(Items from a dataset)
•••
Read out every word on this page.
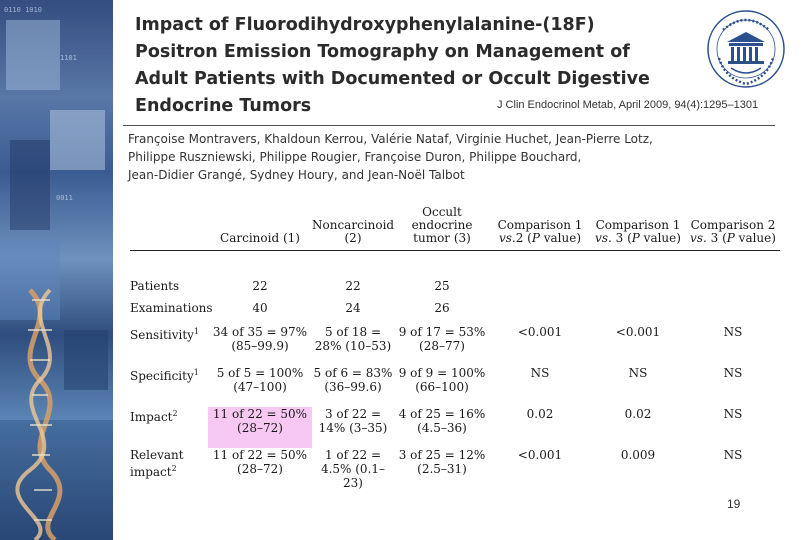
0110 1010
1101
0011
Impact of Fluorodihydroxyphenylalanine-(18F)
Positron Emission Tomography on Management of
Adult Patients with Documented or Occult Digestive
Endocrine Tumors	J Clin Endocrinol Metab, April 2009, 94(4):1295–1301

Françoise Montravers, Khaldoun Kerrou, Valérie Nataf, Virginie Huchet, Jean-Pierre Lotz,
Philippe Ruszniewski, Philippe Rougier, Françoise Duron, Philippe Bouchard,
Jean-Didier Grangé, Sydney Houry, and Jean-Noël Talbot

	Carcinoid (1)	Noncarcinoid
(2)	Occult
endocrine
tumor (3)	Comparison 1
vs.2 (P value)	Comparison 1
vs. 3 (P value)	Comparison 2
vs. 3 (P value)

Patients	22	22	25			
Examinations	40	24	26			

Sensitivity$^1$	34 of 35 = 97%
(85–99.9)	5 of 18 =
28% (10–53)	9 of 17 = 53%
(28–77)	<0.001	<0.001	NS
Specificity$^1$	5 of 5 = 100%
(47–100)	5 of 6 = 83%
(36–99.6)	9 of 9 = 100%
(66–100)	NS	NS	NS
Impact$^2$	11 of 22 = 50%
(28–72)	3 of 22 =
14% (3–35)	4 of 25 = 16%
(4.5–36)	0.02	0.02	NS
Relevant
impact$^2$	11 of 22 = 50%
(28–72)	1 of 22 =
4.5% (0.1–
23)	3 of 25 = 12%
(2.5–31)	<0.001	0.009	NS
19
•••
__Work to complete__: With the images left out, set down every entry exactly.

__Exercise response__:
Read out every word on this page.
0110 1010
1101
0011
Impact of Fluorodihydroxyphenylalanine-(18F)
Positron Emission Tomography on Management of
Adult Patients with Documented or Occult Digestive
Endocrine Tumors	J Clin Endocrinol Metab, April 2009, 94(4):1295–1301

Françoise Montravers, Khaldoun Kerrou, Valérie Nataf, Virginie Huchet, Jean-Pierre Lotz,
Philippe Ruszniewski, Philippe Rougier, Françoise Duron, Philippe Bouchard,
Jean-Didier Grangé, Sydney Houry, and Jean-Noël Talbot

	Carcinoid (1)	Noncarcinoid
(2)	Occult
endocrine
tumor (3)	Comparison 1
vs.2 (P value)	Comparison 1
vs. 3 (P value)	Comparison 2
vs. 3 (P value)

Patients	22	22	25			
Examinations	40	24	26			

Sensitivity$^1$	34 of 35 = 97%
(85–99.9)	5 of 18 =
28% (10–53)	9 of 17 = 53%
(28–77)	<0.001	<0.001	NS
Specificity$^1$	5 of 5 = 100%
(47–100)	5 of 6 = 83%
(36–99.6)	9 of 9 = 100%
(66–100)	NS	NS	NS
Impact$^2$	11 of 22 = 50%
(28–72)	3 of 22 =
14% (3–35)	4 of 25 = 16%
(4.5–36)	0.02	0.02	NS
Relevant
impact$^2$	11 of 22 = 50%
(28–72)	1 of 22 =
4.5% (0.1–
23)	3 of 25 = 12%
(2.5–31)	<0.001	0.009	NS
19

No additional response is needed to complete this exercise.